What this exercise asks:
**a)** Can you echo the forum thread about Frodo in the tower of Minas Morgul between "## Anamatar IV (Aug 8, 2002)" and "an awful ending.", inclusive?
**b)** Would you carry on the forum thread about Frodo in the tower of Minas Morgul from the point where it stops?

Source document:
■ ■ ■
# If frodo was in the tower of Minas Morgul



## Anamatar IV (Aug 8, 2002)

and sam went to rescue him wouldnt the nazgul have sensed the ring and taken it from sam?


----------



## Confusticated (Aug 8, 2002)

I can think of no reason why this did not happen...other than it would have potentialy resulted in an awful ending.


----------



## aragil (Aug 8, 2002)

Is this a hypothetical thread? 
If not, then I think you've confused Cirith Ungol with Minas Morgul. Minas Morgul was the city with the Nazgûl. Cirith Ungol was the tower with such notable Orcs as Shagrat and Snaga (as well as visiting Orcs such as Gorbag). When Frodo was captured he was taken to Cirith Ungol, which had lots of Orcs but no Nazgûl at that time. Minas Morgul was still ~1 day march down the mountain.


----------



## pohuist (Aug 8, 2002)

I concur with Confusticated


----------



## Anamatar IV (Aug 9, 2002)

in one of the books someone says 'the two towers of gondor, in minas tirith and minas anor watched over the deserted land of mordor.........Minas Anor was turned evil an became minas morgul. The tower of minas morgul housed the 9 ringwraiths.


----------



## emopansy (Aug 9, 2002)

the orcs are ultimately selfish and untrustworthy they would have want to kepp the inial spoils for themselves. such as the mithril coat. that is why they went to cirith ungol. and on another note only five wraiths were in minis morgul. and the others were in dol guldur as stated in unfinished tales.


----------



## pohuist (Aug 9, 2002)

> _Originally posted by amerxtremist _
> *in one of the books someone says 'the two towers of gondor, in minas tirith and minas anor watched over the deserted land of mordor.........Minas Anor was turned evil an became minas morgul. The tower of minas morgul housed the 9 ringwraiths. *



I guess your question was what would have happenned if Frodo was taken not to CU, but to MM. If you remember, the two groups of Orcs that quarelled and killed each other were of the tower of CU and of the MM, having conflicting orders. It is theoretically possible, that the MM group was stroger and would have taken him back. However, you should remember that the Orcs were horrified by Shelob, so they would still initially go to CU to see the loot without the spider around, and then, you know what happenned.


----------



## aragil (Aug 9, 2002)

It seems we're agreeing again. Such an ugly business.


----------



## pohuist (Aug 9, 2002)




----------



## Tar-Ancalime (Aug 9, 2002)

Snaga1 is sooo not mean...or selfish! Am I the only one who thinks that??? I always thought that the two towers were the two coflicts taaking place in the book like sarumans tower and like the cirith ungol tower


----------



## pohuist (Aug 9, 2002)
■ ■ ■
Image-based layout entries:
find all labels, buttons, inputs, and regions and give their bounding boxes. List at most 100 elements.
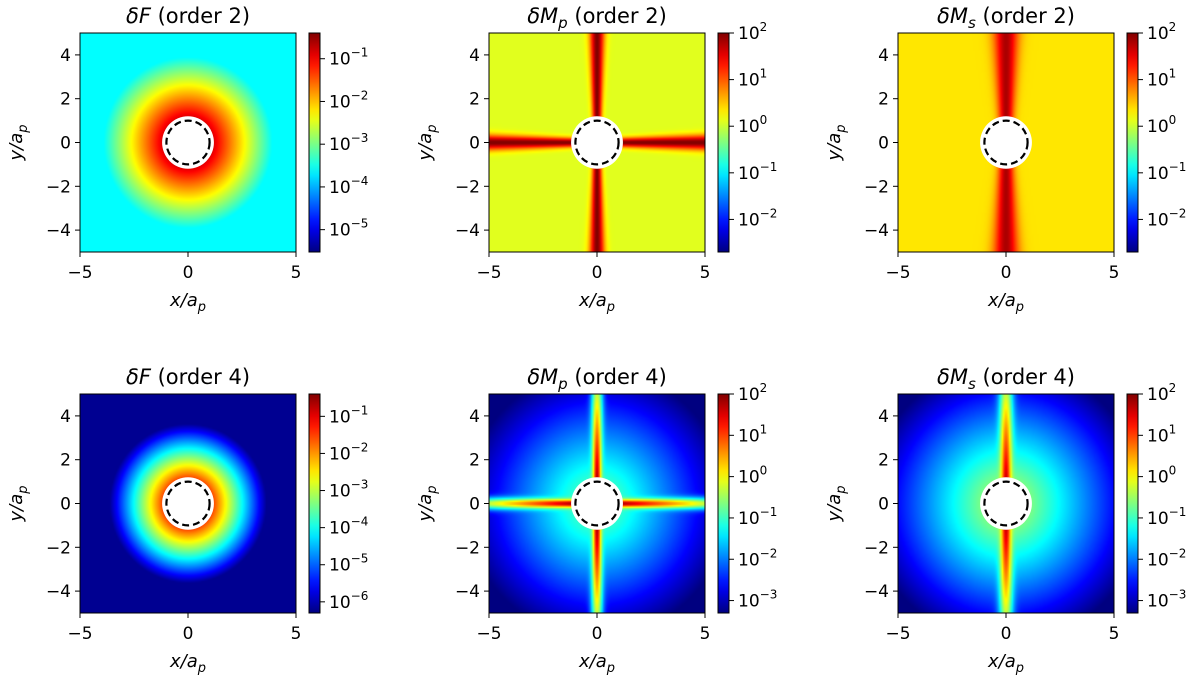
heatmap-panel: −5 0 5 −4 −2 0 2 4 x/ap y/ap δMs (order 2) 102 101 10…: [824, 4, 1186, 315]
y-axis-label: y/ap: [824, 124, 849, 161]
y-tick-label: −4: [46, 582, 71, 602]
y-axis-label: y/ap: [6, 124, 31, 161]
colorbar-tick-label: 10−3: [738, 588, 777, 612]
colorbar-tick-label: 100: [1147, 464, 1176, 488]
y-tick-label: 4: [60, 46, 71, 66]
y-tick-label: −2: [455, 177, 480, 197]
y-tick-label: 0: [878, 495, 889, 515]
x-tick-label: −5: [67, 263, 92, 283]
y-tick-label: 0: [60, 134, 71, 154]
colorbar-tick-label: 10−5: [329, 217, 368, 241]
x-tick-label: −5: [67, 624, 92, 644]
excluded-region: [571, 116, 623, 169]
x-tick-label: −5: [885, 263, 910, 283]
colorbar-tick-label: 10−3: [1147, 588, 1186, 612]
colorbar-tick-label: 101: [1147, 422, 1176, 446]
x-tick-label: 0: [183, 263, 194, 283]
y-tick-label: −4: [864, 582, 889, 602]
colorbar-tick-label: 102: [738, 20, 767, 44]
colorbar-tick-label: 10−1: [738, 160, 777, 184]
colorbar-tick-label: 10−2: [329, 88, 368, 112]
x-axis-label: x/ap: [169, 290, 206, 315]
x-axis-label: x/ap: [987, 651, 1024, 676]
x-tick-label: 0: [183, 624, 194, 644]
colorbar-tick-label: 10−1: [329, 403, 368, 427]
colorbar-tick-label: 10−6: [329, 589, 368, 613]
panel-title: δMp (order 4): [527, 365, 667, 393]
y-tick-label: −2: [46, 538, 71, 558]
colorbar-frame: [1126, 32, 1139, 253]
y-tick-label: 0: [469, 495, 480, 515]
x-axis-label: x/ap: [169, 651, 206, 676]
colorbar-tick-label: 10−1: [1147, 505, 1186, 529]
x-tick-label: 5: [700, 624, 711, 644]
dashed-circle: [574, 480, 620, 527]
y-tick-label: −4: [455, 582, 480, 602]
colorbar: [1127, 33, 1138, 252]
colorbar-frame: [1126, 393, 1139, 614]
colorbar-tick-label: 100: [1147, 113, 1176, 137]
y-tick-label: 0: [878, 134, 889, 154]
panel-title: δMs (order 2): [937, 4, 1075, 32]
y-tick-label: −4: [46, 221, 71, 241]
x-tick-label: 5: [1109, 624, 1120, 644]
colorbar: [309, 394, 320, 613]
x-tick-label: −5: [885, 624, 910, 644]
panel-title: δMs (order 4): [937, 365, 1075, 393]
x-tick-label: 0: [592, 263, 603, 283]
y-tick-label: 2: [469, 451, 480, 471]
colorbar-tick-label: 10−2: [329, 440, 368, 464]
x-tick-label: 0: [592, 624, 603, 644]
colorbar-tick-label: 101: [1147, 67, 1176, 91]
panel-title: δMp (order 2): [527, 4, 667, 32]
excluded-region: [980, 116, 1032, 169]
colorbar-tick-label: 100: [738, 113, 767, 137]
colorbar-frame: [717, 393, 730, 614]
y-tick-label: 4: [469, 407, 480, 427]
excluded-region: [571, 477, 623, 530]
colorbar-tick-label: 10−4: [329, 515, 368, 539]
y-tick-label: 4: [878, 407, 889, 427]
y-tick-label: −2: [864, 538, 889, 558]
dashed-circle: [983, 480, 1029, 527]
y-axis-label: y/ap: [415, 124, 440, 161]
colorbar-tick-label: 10−2: [1147, 546, 1186, 570]
y-tick-label: −4: [864, 221, 889, 241]
colorbar-frame: [308, 393, 321, 614]
colorbar-tick-label: 10−2: [738, 546, 777, 570]
y-tick-label: 4: [60, 407, 71, 427]
colorbar-tick-label: 102: [738, 381, 767, 405]
heatmap-panel: −5 0 5 −4 −2 0 2 4 x/ap y/ap δMp (order 2) 102 101 10…: [415, 4, 777, 315]
colorbar: [718, 33, 729, 252]
colorbar-tick-label: 101: [738, 422, 767, 446]
colorbar: [309, 33, 320, 252]
y-tick-label: 4: [878, 46, 889, 66]
colorbar-tick-label: 10−3: [329, 131, 368, 155]
y-tick-label: −4: [455, 221, 480, 241]
panel-title: δF (order 2): [126, 4, 250, 28]
x-tick-label: 5: [700, 263, 711, 283]
x-tick-label: 5: [1109, 263, 1120, 283]
heatmap-panel: −5 0 5 −4 −2 0 2 4 x/ap y/ap δF (order 4) 10−1 10−2 1…: [6, 365, 368, 676]
y-axis-label: y/ap: [6, 485, 31, 522]
colorbar: [1127, 394, 1138, 613]
colorbar-tick-label: 10−1: [329, 46, 368, 70]
y-tick-label: −2: [455, 538, 480, 558]
colorbar: [718, 394, 729, 613]
colorbar-tick-label: 101: [738, 67, 767, 91]
x-tick-label: 0: [1001, 624, 1012, 644]
y-axis-label: y/ap: [415, 485, 440, 522]
x-tick-label: −5: [476, 263, 501, 283]
x-tick-label: −5: [476, 624, 501, 644]
colorbar-tick-label: 10−5: [329, 552, 368, 576]
excluded-region: [980, 477, 1032, 530]
colorbar-tick-label: 102: [1147, 381, 1176, 405]
dashed-circle: [165, 119, 211, 166]
x-axis-label: x/ap: [987, 290, 1024, 315]
x-axis-label: x/ap: [578, 651, 615, 676]
x-axis-label: x/ap: [578, 290, 615, 315]
y-tick-label: 2: [60, 90, 71, 110]
colorbar-tick-label: 10−2: [1147, 206, 1186, 230]
y-tick-label: 2: [469, 90, 480, 110]
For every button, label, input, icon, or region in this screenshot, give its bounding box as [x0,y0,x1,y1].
■ ■ ■
Task-by-task outputs:
**a)**
## Anamatar IV (Aug 8, 2002)

and sam went to rescue him wouldnt the nazgul have sensed the ring and taken it from sam?


----------



## Confusticated (Aug 8, 2002)

I can think of no reason why this did not happen...other than it would have potentialy resulted in an awful ending.

**b)**
> _Originally posted by Tar-Ancalime _
> *Snaga1 is sooo not mean...or selfish! Am I the only one who thinks that??? I always thought that the two towers were the two coflicts taaking place in the book like sarumans tower and like the cirith ungol tower *



Go to the thread "which are the 2 Towers"


----------



## emopansy (Aug 9, 2002)

there is some contrversy but the two towers are mostly thought to be barad-dur and orharanc 0r the white tower of ecethlion


----------



## pohuist (Aug 9, 2002)

> _Originally posted by Confusticated _
> *I guess there is a chance that the ringwraith's ring radar only works up close. This could explain why the ring was not detected by them while it is was close in Mordor. As the ring neared Mount doom it became heavier, does this simply mean that it's hold over frodo was strengthening? If so, i s'pose the purpose of that would be self preservation. It could also be that the ring gains more in power proportion with it's distance to Sauron or Mt Doom. Either way, I could think it reasonable to figure that it's call to the ringwraiths would be stronger as well
> 
> I also wonder if a wraith would have tried to keep the ring. *



OK. 1. The wraith radar works at all distances but the further away you get, the worse it functions.
2.The hold of the Ring over Frodo was strenghtening, but the Ring, being a part of Sauron, did not suppose it was being carried to its destruction, so there was not self preservation, however, the Ring definitely got stronger in Mordor.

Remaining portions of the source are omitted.